(Stored dataset items)
-- BEGIN --

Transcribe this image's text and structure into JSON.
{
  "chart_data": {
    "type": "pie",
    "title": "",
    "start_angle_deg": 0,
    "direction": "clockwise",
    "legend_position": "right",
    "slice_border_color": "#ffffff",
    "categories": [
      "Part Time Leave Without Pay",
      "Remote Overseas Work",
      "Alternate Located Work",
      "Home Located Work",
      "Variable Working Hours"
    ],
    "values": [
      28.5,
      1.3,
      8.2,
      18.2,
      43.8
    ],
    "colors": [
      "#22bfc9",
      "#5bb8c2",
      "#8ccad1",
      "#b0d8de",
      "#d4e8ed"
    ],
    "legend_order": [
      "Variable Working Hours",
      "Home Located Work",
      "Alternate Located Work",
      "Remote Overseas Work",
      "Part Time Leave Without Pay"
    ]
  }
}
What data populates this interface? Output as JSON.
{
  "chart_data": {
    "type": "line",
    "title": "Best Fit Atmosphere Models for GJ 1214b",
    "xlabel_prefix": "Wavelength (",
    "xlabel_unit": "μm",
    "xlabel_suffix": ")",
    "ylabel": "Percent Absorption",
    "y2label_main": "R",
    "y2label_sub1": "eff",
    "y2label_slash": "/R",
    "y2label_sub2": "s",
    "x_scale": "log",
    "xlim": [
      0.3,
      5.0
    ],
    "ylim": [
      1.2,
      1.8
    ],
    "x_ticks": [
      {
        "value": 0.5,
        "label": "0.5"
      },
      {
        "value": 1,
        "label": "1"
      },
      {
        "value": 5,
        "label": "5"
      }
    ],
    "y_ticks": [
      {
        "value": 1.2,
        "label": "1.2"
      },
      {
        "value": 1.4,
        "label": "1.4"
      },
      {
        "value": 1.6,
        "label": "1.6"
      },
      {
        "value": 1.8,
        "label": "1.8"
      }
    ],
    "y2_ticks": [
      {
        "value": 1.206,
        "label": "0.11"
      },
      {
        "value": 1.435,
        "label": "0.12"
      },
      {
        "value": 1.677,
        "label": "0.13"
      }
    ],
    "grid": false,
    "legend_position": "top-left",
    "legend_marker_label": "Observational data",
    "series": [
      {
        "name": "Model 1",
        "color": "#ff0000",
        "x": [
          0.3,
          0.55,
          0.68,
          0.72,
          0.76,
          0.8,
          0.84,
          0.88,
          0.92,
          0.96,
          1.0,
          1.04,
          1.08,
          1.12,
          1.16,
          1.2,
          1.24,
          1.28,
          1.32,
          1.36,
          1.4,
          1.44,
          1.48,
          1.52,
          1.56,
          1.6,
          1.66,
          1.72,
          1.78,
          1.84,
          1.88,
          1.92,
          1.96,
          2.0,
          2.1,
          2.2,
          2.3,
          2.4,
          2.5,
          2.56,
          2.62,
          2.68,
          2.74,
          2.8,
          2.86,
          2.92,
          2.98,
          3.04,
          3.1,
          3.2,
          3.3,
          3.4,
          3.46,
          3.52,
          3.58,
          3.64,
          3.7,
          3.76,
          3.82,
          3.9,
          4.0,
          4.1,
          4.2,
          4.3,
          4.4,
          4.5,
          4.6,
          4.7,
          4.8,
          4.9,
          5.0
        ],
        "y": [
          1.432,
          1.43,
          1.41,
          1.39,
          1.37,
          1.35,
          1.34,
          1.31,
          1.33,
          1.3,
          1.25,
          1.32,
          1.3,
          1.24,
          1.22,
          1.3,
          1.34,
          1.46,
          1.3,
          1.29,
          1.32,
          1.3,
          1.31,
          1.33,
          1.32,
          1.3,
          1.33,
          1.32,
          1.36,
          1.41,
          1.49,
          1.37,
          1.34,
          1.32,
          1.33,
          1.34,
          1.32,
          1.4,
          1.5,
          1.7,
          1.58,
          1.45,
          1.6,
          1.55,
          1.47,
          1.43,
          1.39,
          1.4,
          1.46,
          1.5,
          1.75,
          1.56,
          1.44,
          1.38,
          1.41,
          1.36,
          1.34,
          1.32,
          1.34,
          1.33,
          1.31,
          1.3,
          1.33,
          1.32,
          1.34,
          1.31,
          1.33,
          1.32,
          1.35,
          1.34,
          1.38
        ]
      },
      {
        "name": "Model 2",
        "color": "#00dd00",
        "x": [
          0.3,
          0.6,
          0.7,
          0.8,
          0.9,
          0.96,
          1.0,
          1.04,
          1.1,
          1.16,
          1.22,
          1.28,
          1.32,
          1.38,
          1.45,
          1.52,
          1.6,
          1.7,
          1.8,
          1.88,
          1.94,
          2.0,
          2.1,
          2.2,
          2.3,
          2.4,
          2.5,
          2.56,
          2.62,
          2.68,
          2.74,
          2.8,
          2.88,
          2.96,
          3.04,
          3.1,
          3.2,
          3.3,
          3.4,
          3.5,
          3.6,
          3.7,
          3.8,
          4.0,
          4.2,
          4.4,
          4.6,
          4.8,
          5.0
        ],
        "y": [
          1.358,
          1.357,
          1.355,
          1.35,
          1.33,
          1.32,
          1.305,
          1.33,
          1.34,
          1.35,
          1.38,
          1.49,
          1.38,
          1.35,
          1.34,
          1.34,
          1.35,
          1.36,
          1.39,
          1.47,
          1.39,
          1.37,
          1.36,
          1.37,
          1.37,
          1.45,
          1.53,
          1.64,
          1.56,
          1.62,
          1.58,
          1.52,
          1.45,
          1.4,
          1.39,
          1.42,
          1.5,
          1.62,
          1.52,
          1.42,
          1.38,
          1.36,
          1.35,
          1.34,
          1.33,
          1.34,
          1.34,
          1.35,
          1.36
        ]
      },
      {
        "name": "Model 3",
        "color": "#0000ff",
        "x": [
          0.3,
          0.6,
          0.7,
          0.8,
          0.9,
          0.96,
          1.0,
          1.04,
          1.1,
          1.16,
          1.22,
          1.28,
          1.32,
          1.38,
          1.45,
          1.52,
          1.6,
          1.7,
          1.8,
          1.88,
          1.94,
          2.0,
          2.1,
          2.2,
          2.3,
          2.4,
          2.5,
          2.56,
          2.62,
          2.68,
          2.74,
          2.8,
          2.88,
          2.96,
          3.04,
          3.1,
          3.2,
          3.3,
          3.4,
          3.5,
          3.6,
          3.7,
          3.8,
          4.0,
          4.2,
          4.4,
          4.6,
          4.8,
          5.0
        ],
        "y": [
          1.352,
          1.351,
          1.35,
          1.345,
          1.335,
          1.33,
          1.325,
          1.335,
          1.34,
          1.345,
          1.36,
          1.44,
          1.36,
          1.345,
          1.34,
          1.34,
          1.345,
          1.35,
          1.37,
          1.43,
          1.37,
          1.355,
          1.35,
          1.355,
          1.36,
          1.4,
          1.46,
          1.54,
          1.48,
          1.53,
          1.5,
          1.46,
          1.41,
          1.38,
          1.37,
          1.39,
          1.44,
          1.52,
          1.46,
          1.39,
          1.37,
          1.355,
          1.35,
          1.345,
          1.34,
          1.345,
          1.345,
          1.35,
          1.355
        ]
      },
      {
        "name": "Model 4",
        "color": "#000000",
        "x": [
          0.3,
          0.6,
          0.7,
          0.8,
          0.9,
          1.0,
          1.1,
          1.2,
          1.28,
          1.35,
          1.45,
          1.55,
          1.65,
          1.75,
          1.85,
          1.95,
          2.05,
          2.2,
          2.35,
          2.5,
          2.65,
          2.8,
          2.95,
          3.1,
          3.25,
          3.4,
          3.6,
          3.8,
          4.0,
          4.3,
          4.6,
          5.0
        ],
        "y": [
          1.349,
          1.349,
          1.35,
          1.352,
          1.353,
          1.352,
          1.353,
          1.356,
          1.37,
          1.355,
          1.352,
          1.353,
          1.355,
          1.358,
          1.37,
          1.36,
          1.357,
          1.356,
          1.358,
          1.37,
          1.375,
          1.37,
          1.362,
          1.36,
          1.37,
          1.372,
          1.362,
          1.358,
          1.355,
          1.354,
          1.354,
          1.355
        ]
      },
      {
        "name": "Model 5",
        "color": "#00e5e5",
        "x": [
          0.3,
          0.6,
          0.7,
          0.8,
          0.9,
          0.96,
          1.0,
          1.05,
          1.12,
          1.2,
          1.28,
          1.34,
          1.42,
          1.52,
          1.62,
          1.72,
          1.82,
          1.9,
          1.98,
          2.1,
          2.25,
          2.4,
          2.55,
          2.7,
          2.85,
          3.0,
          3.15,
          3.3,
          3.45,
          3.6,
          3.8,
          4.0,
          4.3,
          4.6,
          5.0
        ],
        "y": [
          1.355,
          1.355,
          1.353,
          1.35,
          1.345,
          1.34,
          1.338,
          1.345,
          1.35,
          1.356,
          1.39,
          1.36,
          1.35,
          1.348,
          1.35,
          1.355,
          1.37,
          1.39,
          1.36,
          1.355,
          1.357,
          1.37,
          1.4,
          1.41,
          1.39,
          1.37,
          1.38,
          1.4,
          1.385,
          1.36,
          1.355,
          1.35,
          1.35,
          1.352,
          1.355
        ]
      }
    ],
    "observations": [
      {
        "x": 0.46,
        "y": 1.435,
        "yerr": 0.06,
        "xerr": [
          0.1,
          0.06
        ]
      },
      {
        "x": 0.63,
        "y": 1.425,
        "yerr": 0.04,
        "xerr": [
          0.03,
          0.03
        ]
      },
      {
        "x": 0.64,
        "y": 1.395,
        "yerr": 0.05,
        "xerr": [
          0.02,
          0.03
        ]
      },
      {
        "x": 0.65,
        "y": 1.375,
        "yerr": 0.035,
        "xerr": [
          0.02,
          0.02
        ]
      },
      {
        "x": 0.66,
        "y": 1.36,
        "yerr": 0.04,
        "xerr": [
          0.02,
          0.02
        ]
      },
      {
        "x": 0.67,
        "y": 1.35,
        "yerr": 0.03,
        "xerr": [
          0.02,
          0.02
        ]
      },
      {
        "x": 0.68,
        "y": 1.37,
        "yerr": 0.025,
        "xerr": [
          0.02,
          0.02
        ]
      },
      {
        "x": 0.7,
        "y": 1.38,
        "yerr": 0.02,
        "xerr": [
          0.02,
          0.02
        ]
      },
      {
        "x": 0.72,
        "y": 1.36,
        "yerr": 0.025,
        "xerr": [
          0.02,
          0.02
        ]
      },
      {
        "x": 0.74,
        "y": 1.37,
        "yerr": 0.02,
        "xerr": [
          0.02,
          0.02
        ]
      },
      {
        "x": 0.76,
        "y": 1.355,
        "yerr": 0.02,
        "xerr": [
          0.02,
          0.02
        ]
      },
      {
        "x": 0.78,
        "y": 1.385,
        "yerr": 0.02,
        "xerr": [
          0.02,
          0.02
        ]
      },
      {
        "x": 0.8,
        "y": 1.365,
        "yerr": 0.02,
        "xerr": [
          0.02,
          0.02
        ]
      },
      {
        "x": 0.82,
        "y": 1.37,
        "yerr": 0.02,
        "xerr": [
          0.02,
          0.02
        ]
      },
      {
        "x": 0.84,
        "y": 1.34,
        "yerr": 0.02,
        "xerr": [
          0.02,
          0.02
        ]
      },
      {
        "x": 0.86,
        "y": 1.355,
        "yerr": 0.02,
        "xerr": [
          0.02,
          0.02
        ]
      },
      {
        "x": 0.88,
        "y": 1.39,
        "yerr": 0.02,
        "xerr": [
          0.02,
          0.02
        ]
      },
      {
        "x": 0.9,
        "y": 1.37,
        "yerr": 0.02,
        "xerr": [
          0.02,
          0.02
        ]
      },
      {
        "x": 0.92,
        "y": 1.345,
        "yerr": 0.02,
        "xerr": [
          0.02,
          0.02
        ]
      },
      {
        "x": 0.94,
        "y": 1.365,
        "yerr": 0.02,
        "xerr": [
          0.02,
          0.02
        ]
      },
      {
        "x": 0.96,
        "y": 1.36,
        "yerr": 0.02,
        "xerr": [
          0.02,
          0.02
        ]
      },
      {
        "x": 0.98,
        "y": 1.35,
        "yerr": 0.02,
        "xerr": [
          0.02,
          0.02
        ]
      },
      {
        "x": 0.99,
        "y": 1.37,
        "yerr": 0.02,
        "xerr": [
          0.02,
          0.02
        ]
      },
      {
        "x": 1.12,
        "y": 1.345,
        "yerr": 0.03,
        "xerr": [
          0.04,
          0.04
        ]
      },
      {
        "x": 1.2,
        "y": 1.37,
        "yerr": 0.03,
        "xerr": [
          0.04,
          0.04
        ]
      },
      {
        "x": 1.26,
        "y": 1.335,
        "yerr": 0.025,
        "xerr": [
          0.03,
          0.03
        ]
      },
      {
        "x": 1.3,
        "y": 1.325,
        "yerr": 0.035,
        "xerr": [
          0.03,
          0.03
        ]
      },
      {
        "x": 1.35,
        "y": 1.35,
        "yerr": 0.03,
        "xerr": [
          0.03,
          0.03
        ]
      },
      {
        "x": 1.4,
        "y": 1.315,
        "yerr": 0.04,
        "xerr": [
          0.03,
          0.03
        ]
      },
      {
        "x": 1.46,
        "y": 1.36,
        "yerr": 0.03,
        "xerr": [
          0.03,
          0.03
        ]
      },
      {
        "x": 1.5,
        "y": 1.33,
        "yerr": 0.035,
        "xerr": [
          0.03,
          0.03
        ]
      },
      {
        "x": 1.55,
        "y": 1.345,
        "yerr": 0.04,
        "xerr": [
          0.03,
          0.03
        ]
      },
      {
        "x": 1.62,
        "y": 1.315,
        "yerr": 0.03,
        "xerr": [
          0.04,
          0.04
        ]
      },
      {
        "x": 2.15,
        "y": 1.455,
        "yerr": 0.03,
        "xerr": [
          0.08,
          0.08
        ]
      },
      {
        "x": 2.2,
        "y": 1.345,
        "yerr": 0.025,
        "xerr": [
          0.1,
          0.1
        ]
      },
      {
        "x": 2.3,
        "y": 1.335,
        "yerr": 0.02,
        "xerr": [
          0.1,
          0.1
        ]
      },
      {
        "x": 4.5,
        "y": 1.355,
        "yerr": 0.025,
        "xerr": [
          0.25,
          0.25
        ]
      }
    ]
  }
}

-- END --

Task prompt: Copy each line from the data above that includes "Variable".

Correct answer:
      "Variable Working Hours"
      "Variable Working Hours",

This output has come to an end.